# What this task involves
Extract every line where the string "JSON" appears.

================

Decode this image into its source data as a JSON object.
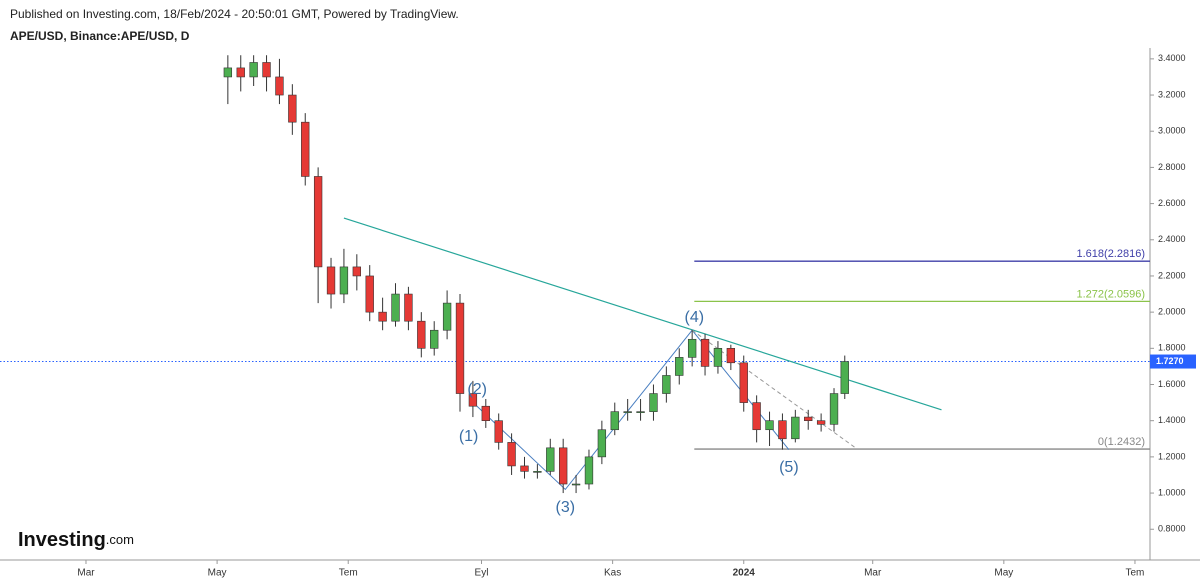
{
  "header": {
    "published": "Published on Investing.com, 18/Feb/2024 - 20:50:01 GMT, Powered by TradingView.",
    "symbol": "APE/USD, Binance:APE/USD, D"
  },
  "logo": {
    "brand": "Investing",
    "suffix": ".com"
  },
  "chart_data": {
    "type": "candlestick",
    "x": [
      66,
      72,
      78,
      84,
      90,
      96,
      102,
      108,
      114,
      120,
      126,
      132,
      138,
      144,
      150,
      156,
      162,
      168,
      174,
      180,
      186,
      192,
      198,
      204,
      210,
      216,
      222,
      228,
      234,
      240,
      246,
      252,
      258,
      264,
      270,
      276,
      282,
      288,
      294,
      300,
      306,
      312,
      318,
      324,
      330,
      336,
      342,
      348,
      353
    ],
    "open": [
      3.3,
      3.35,
      3.3,
      3.38,
      3.3,
      3.2,
      3.05,
      2.75,
      2.25,
      2.1,
      2.25,
      2.2,
      2.0,
      1.95,
      2.1,
      1.95,
      1.8,
      1.9,
      2.05,
      1.55,
      1.48,
      1.4,
      1.28,
      1.15,
      1.12,
      1.12,
      1.25,
      1.05,
      1.05,
      1.2,
      1.35,
      1.45,
      1.45,
      1.45,
      1.55,
      1.65,
      1.75,
      1.85,
      1.7,
      1.8,
      1.72,
      1.5,
      1.35,
      1.4,
      1.3,
      1.42,
      1.4,
      1.38,
      1.55
    ],
    "high": [
      3.42,
      3.42,
      3.42,
      3.42,
      3.4,
      3.26,
      3.1,
      2.8,
      2.3,
      2.35,
      2.32,
      2.26,
      2.08,
      2.16,
      2.14,
      2.0,
      1.95,
      2.12,
      2.1,
      1.62,
      1.52,
      1.44,
      1.33,
      1.2,
      1.16,
      1.3,
      1.3,
      1.1,
      1.24,
      1.4,
      1.5,
      1.52,
      1.52,
      1.6,
      1.7,
      1.8,
      1.9,
      1.88,
      1.84,
      1.82,
      1.76,
      1.54,
      1.45,
      1.44,
      1.46,
      1.46,
      1.44,
      1.58,
      1.76
    ],
    "low": [
      3.15,
      3.22,
      3.25,
      3.22,
      3.15,
      2.98,
      2.7,
      2.05,
      2.02,
      2.05,
      2.12,
      1.95,
      1.9,
      1.92,
      1.9,
      1.75,
      1.76,
      1.85,
      1.45,
      1.42,
      1.36,
      1.24,
      1.1,
      1.08,
      1.08,
      1.1,
      1.0,
      1.0,
      1.02,
      1.16,
      1.32,
      1.4,
      1.4,
      1.4,
      1.5,
      1.6,
      1.7,
      1.65,
      1.66,
      1.68,
      1.45,
      1.28,
      1.26,
      1.24,
      1.28,
      1.35,
      1.34,
      1.34,
      1.52
    ],
    "close": [
      3.35,
      3.3,
      3.38,
      3.3,
      3.2,
      3.05,
      2.75,
      2.25,
      2.1,
      2.25,
      2.2,
      2.0,
      1.95,
      2.1,
      1.95,
      1.8,
      1.9,
      2.05,
      1.55,
      1.48,
      1.4,
      1.28,
      1.15,
      1.12,
      1.12,
      1.25,
      1.05,
      1.05,
      1.2,
      1.35,
      1.45,
      1.45,
      1.45,
      1.55,
      1.65,
      1.75,
      1.85,
      1.7,
      1.8,
      1.72,
      1.5,
      1.35,
      1.4,
      1.3,
      1.42,
      1.4,
      1.38,
      1.55,
      1.727
    ],
    "up_color": "#4caf50",
    "down_color": "#e53935",
    "xlim": [
      -40,
      495
    ],
    "xticks": [
      {
        "value": 0,
        "label": "Mar"
      },
      {
        "value": 61,
        "label": "May"
      },
      {
        "value": 122,
        "label": "Tem"
      },
      {
        "value": 184,
        "label": "Eyl"
      },
      {
        "value": 245,
        "label": "Kas"
      },
      {
        "value": 306,
        "label": "2024"
      },
      {
        "value": 366,
        "label": "Mar"
      },
      {
        "value": 427,
        "label": "May"
      },
      {
        "value": 488,
        "label": "Tem"
      }
    ],
    "ylim": [
      0.63,
      3.46
    ],
    "yticks": [
      {
        "value": 0.8,
        "label": "0.8000"
      },
      {
        "value": 1.0,
        "label": "1.0000"
      },
      {
        "value": 1.2,
        "label": "1.2000"
      },
      {
        "value": 1.4,
        "label": "1.4000"
      },
      {
        "value": 1.6,
        "label": "1.6000"
      },
      {
        "value": 1.8,
        "label": "1.8000"
      },
      {
        "value": 2.0,
        "label": "2.0000"
      },
      {
        "value": 2.2,
        "label": "2.2000"
      },
      {
        "value": 2.4,
        "label": "2.4000"
      },
      {
        "value": 2.6,
        "label": "2.6000"
      },
      {
        "value": 2.8,
        "label": "2.8000"
      },
      {
        "value": 3.0,
        "label": "3.0000"
      },
      {
        "value": 3.2,
        "label": "3.2000"
      },
      {
        "value": 3.4,
        "label": "3.4000"
      }
    ],
    "last_price": {
      "value": 1.727,
      "label": "1.7270",
      "color": "#2962ff"
    },
    "trendline": {
      "x": [
        120,
        398
      ],
      "y": [
        2.52,
        1.46
      ],
      "color": "#26a69a"
    },
    "wave_lines": {
      "x": [
        181,
        223,
        282,
        327
      ],
      "y": [
        1.49,
        1.02,
        1.9,
        1.24
      ],
      "color": "#4a7fc1"
    },
    "projection": {
      "x": [
        282,
        358
      ],
      "y": [
        1.9,
        1.25
      ],
      "color": "#999999"
    },
    "fib_levels": [
      {
        "label": "1.618(2.2816)",
        "value": 2.2816,
        "start": 283,
        "color": "#3f3fa8"
      },
      {
        "label": "1.272(2.0596)",
        "value": 2.0596,
        "start": 283,
        "color": "#8bc34a"
      },
      {
        "label": "0(1.2432)",
        "value": 1.2432,
        "start": 283,
        "color": "#888888"
      }
    ],
    "waves": [
      {
        "label": "(1)",
        "x": 178,
        "y": 1.31
      },
      {
        "label": "(2)",
        "x": 182,
        "y": 1.57
      },
      {
        "label": "(3)",
        "x": 223,
        "y": 0.92
      },
      {
        "label": "(4)",
        "x": 283,
        "y": 1.97
      },
      {
        "label": "(5)",
        "x": 327,
        "y": 1.14
      }
    ]
  }
}
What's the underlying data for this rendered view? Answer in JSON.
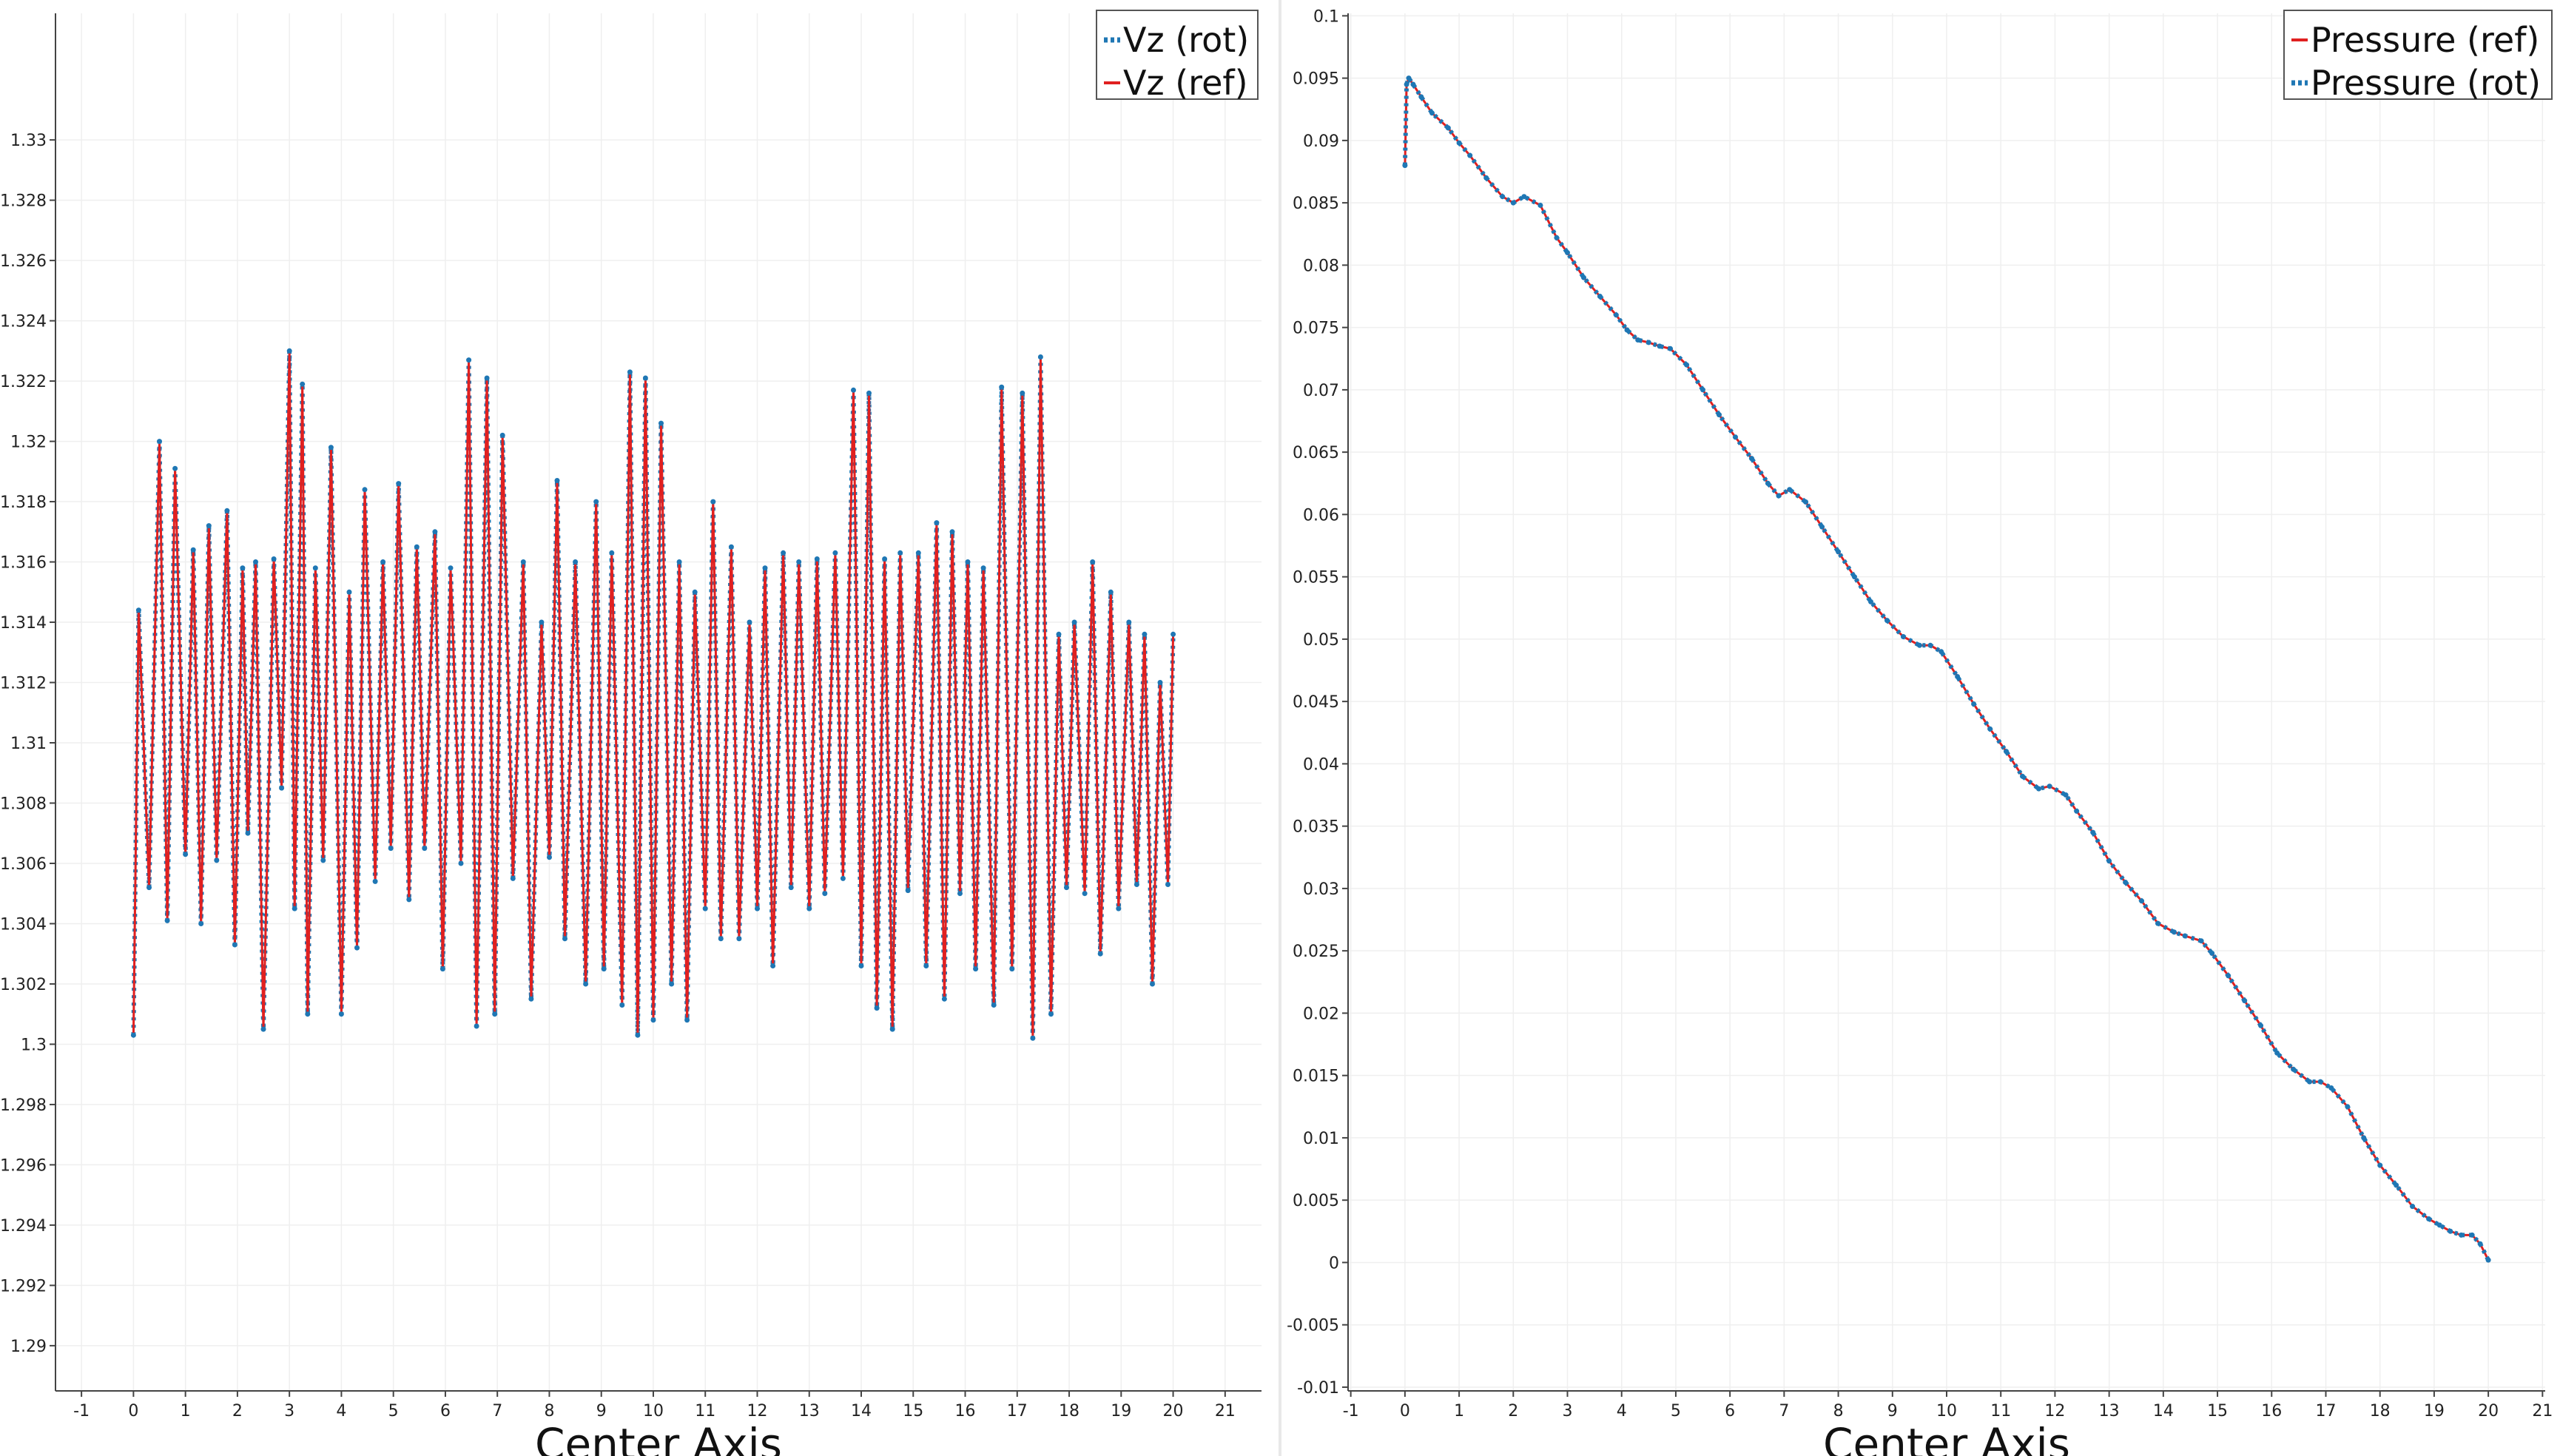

================

# Output of the exercise
Decode this image into its source data as a JSON object.
What's the underlying data for this rendered view? Answer in JSON.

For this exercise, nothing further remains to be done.